== Source material ==
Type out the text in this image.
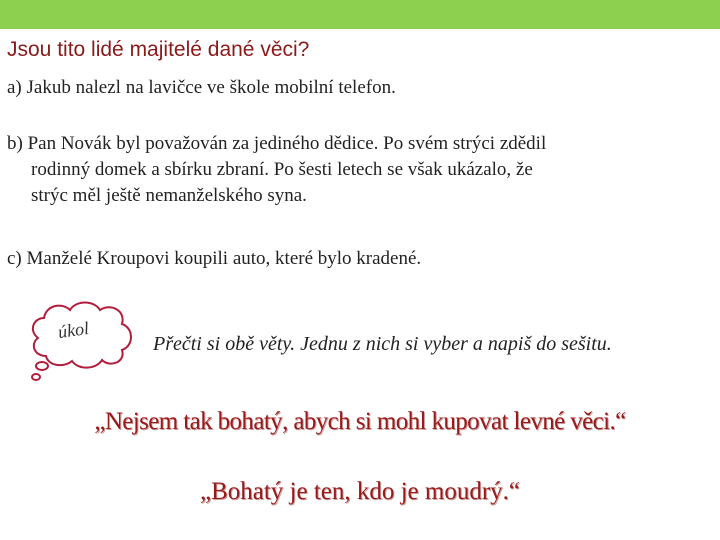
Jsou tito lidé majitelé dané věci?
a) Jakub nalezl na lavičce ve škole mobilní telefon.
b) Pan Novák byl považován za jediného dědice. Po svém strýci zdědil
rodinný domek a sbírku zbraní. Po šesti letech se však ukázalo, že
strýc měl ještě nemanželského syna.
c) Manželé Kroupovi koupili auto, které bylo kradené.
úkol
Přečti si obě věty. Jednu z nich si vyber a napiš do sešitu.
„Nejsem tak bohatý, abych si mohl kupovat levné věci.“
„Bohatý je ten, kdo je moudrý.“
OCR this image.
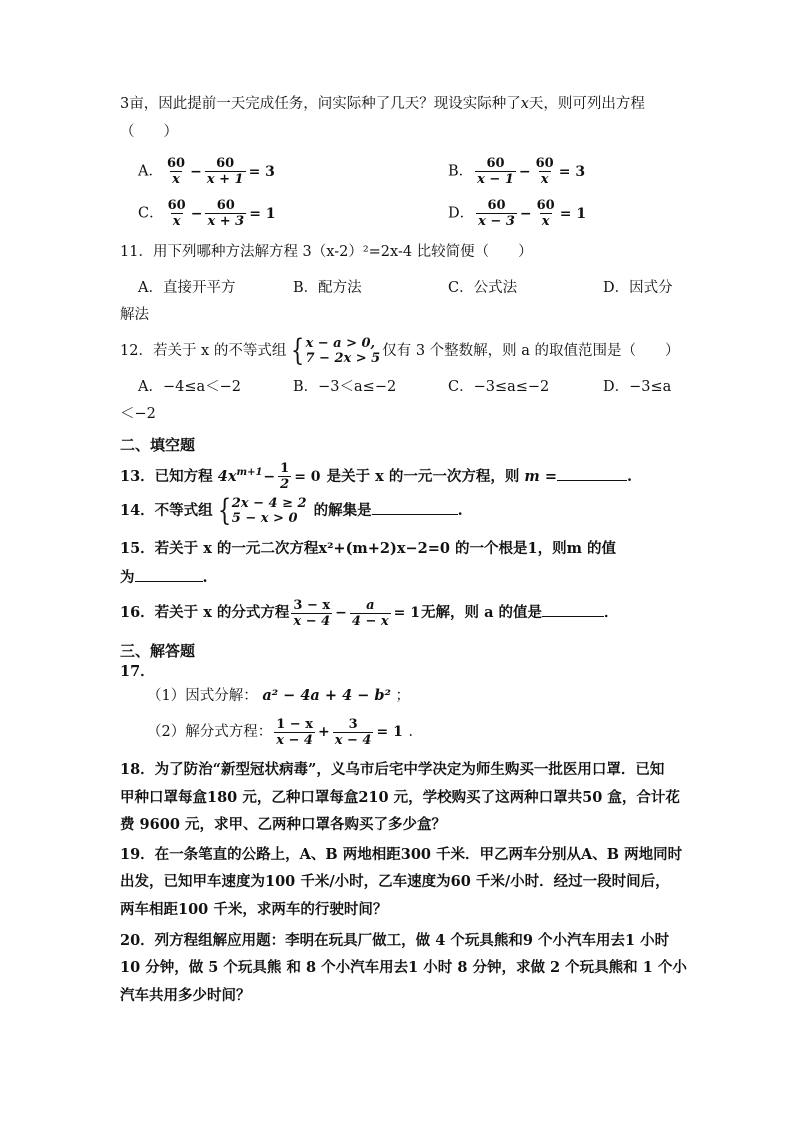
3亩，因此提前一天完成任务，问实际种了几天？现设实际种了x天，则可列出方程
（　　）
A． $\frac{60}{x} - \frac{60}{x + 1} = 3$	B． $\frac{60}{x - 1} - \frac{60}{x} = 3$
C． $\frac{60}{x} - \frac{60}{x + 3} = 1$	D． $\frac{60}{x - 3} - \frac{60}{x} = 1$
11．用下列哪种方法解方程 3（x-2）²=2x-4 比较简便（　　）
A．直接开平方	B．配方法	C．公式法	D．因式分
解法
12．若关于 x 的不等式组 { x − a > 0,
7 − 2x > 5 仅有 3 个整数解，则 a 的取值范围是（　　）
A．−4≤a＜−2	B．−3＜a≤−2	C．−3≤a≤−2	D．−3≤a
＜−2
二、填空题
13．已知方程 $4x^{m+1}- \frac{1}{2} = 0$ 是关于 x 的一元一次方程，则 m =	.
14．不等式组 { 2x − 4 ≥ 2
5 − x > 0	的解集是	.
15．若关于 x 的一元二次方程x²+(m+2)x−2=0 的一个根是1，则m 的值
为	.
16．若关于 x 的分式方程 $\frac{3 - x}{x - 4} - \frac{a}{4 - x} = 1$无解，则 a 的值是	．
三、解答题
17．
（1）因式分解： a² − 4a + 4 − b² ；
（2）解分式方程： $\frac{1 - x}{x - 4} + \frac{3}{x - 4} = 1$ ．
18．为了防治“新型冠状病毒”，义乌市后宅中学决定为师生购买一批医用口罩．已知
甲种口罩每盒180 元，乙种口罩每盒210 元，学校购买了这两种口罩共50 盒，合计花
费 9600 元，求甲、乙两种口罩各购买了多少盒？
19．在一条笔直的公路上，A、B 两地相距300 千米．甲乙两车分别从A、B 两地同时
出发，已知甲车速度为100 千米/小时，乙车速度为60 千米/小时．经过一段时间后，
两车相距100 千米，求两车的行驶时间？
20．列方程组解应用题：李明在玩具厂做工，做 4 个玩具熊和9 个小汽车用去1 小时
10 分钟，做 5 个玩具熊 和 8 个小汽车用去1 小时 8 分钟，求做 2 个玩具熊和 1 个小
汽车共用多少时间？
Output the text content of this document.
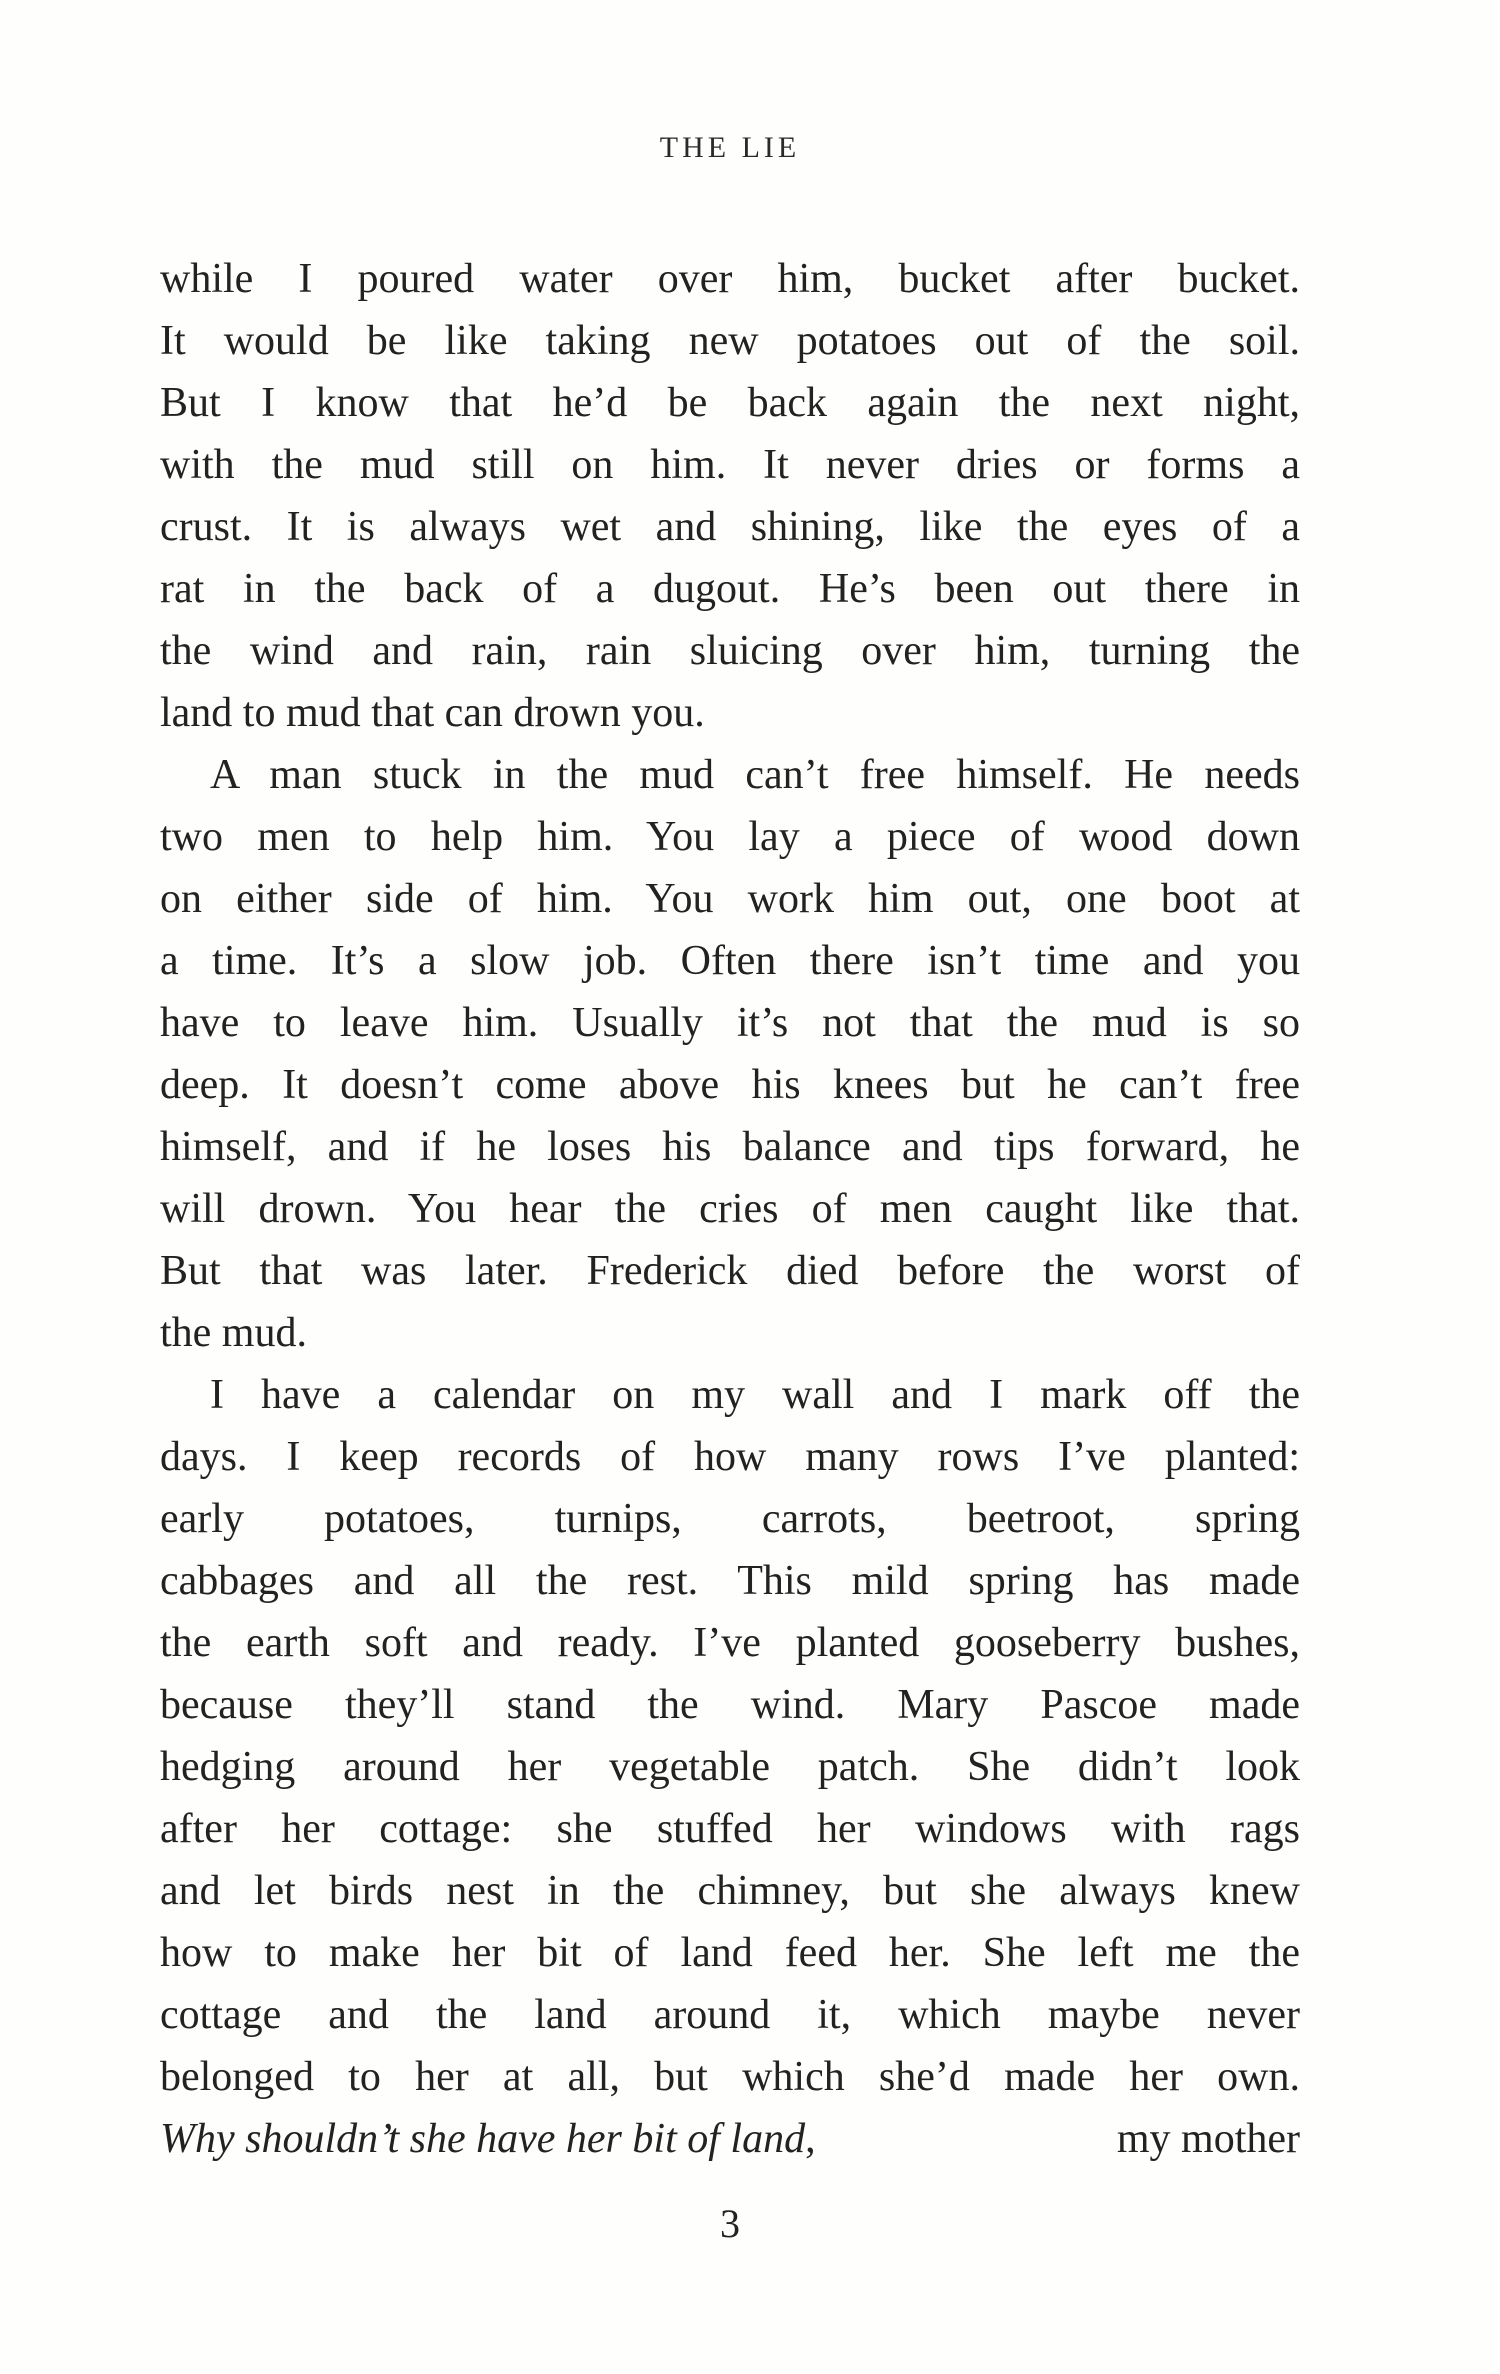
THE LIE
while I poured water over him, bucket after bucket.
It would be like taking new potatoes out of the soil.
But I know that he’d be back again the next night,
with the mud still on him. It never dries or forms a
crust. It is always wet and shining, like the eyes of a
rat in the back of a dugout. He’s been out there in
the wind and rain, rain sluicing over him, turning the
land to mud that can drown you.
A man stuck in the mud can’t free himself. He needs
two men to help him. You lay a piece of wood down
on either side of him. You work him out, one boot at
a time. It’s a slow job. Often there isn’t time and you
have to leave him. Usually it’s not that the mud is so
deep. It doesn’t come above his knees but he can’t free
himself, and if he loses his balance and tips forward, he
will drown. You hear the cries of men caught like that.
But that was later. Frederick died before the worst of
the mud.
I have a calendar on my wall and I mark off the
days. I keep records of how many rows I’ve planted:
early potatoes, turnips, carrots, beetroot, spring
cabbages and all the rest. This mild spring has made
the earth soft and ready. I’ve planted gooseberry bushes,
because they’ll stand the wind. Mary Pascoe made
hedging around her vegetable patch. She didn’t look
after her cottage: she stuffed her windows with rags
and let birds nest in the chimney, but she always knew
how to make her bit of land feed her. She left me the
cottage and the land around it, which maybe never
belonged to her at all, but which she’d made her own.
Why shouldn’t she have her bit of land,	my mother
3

== Goal ==
From the records above, copy every line that holds the word "have".

== Answer for the task ==
have to leave him. Usually it’s not that the mud is so
I have a calendar on my wall and I mark off the
Why shouldn’t she have her bit of land,	my mother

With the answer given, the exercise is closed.